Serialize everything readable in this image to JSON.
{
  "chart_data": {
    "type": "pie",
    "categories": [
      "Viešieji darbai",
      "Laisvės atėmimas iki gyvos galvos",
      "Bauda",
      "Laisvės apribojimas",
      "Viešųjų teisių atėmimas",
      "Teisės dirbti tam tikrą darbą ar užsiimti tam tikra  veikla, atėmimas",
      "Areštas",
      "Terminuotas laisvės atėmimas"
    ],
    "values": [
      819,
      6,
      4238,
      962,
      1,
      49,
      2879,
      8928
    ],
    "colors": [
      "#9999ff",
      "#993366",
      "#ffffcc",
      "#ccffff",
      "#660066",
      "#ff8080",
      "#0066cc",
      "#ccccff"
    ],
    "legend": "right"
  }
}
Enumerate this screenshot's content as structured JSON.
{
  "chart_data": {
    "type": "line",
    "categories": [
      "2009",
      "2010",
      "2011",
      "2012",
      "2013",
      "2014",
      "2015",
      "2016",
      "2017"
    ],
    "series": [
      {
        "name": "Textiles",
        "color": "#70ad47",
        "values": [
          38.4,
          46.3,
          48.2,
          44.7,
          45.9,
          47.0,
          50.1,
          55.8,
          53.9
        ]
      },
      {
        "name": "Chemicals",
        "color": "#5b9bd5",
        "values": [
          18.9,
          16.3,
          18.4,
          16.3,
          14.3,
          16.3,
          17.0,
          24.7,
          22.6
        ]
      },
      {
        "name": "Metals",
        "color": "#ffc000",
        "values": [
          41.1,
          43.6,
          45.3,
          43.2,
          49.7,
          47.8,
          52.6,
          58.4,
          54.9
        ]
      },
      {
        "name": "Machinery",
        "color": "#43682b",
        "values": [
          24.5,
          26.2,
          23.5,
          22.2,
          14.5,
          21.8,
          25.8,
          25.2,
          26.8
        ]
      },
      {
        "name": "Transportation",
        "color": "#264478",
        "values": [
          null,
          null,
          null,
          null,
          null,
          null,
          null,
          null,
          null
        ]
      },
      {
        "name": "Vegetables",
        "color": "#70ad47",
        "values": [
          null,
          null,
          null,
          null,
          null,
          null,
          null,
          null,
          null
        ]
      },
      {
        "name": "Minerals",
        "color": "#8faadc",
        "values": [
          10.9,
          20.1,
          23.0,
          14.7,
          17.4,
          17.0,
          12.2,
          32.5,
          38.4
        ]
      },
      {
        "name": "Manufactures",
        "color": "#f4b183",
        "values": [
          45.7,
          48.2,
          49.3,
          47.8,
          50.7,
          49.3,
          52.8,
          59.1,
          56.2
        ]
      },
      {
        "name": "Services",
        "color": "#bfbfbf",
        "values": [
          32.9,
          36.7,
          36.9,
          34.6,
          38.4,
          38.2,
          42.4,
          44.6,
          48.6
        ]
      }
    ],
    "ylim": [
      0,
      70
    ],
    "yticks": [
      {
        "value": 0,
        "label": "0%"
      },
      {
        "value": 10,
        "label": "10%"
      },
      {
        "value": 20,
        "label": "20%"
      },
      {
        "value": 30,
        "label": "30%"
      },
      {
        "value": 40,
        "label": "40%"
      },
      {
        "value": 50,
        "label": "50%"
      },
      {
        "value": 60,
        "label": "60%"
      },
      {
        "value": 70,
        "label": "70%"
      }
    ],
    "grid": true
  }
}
════════════════════
Exercise description: Reproduce the material above without altering a single character.

Result of this task:
Serialize everything readable in this image to JSON.
{
  "chart_data": {
    "type": "pie",
    "categories": [
      "Viešieji darbai",
      "Laisvės atėmimas iki gyvos galvos",
      "Bauda",
      "Laisvės apribojimas",
      "Viešųjų teisių atėmimas",
      "Teisės dirbti tam tikrą darbą ar užsiimti tam tikra  veikla, atėmimas",
      "Areštas",
      "Terminuotas laisvės atėmimas"
    ],
    "values": [
      819,
      6,
      4238,
      962,
      1,
      49,
      2879,
      8928
    ],
    "colors": [
      "#9999ff",
      "#993366",
      "#ffffcc",
      "#ccffff",
      "#660066",
      "#ff8080",
      "#0066cc",
      "#ccccff"
    ],
    "legend": "right"
  }
}
Enumerate this screenshot's content as structured JSON.
{
  "chart_data": {
    "type": "line",
    "categories": [
      "2009",
      "2010",
      "2011",
      "2012",
      "2013",
      "2014",
      "2015",
      "2016",
      "2017"
    ],
    "series": [
      {
        "name": "Textiles",
        "color": "#70ad47",
        "values": [
          38.4,
          46.3,
          48.2,
          44.7,
          45.9,
          47.0,
          50.1,
          55.8,
          53.9
        ]
      },
      {
        "name": "Chemicals",
        "color": "#5b9bd5",
        "values": [
          18.9,
          16.3,
          18.4,
          16.3,
          14.3,
          16.3,
          17.0,
          24.7,
          22.6
        ]
      },
      {
        "name": "Metals",
        "color": "#ffc000",
        "values": [
          41.1,
          43.6,
          45.3,
          43.2,
          49.7,
          47.8,
          52.6,
          58.4,
          54.9
        ]
      },
      {
        "name": "Machinery",
        "color": "#43682b",
        "values": [
          24.5,
          26.2,
          23.5,
          22.2,
          14.5,
          21.8,
          25.8,
          25.2,
          26.8
        ]
      },
      {
        "name": "Transportation",
        "color": "#264478",
        "values": [
          null,
          null,
          null,
          null,
          null,
          null,
          null,
          null,
          null
        ]
      },
      {
        "name": "Vegetables",
        "color": "#70ad47",
        "values": [
          null,
          null,
          null,
          null,
          null,
          null,
          null,
          null,
          null
        ]
      },
      {
        "name": "Minerals",
        "color": "#8faadc",
        "values": [
          10.9,
          20.1,
          23.0,
          14.7,
          17.4,
          17.0,
          12.2,
          32.5,
          38.4
        ]
      },
      {
        "name": "Manufactures",
        "color": "#f4b183",
        "values": [
          45.7,
          48.2,
          49.3,
          47.8,
          50.7,
          49.3,
          52.8,
          59.1,
          56.2
        ]
      },
      {
        "name": "Services",
        "color": "#bfbfbf",
        "values": [
          32.9,
          36.7,
          36.9,
          34.6,
          38.4,
          38.2,
          42.4,
          44.6,
          48.6
        ]
      }
    ],
    "ylim": [
      0,
      70
    ],
    "yticks": [
      {
        "value": 0,
        "label": "0%"
      },
      {
        "value": 10,
        "label": "10%"
      },
      {
        "value": 20,
        "label": "20%"
      },
      {
        "value": 30,
        "label": "30%"
      },
      {
        "value": 40,
        "label": "40%"
      },
      {
        "value": 50,
        "label": "50%"
      },
      {
        "value": 60,
        "label": "60%"
      },
      {
        "value": 70,
        "label": "70%"
      }
    ],
    "grid": true
  }
}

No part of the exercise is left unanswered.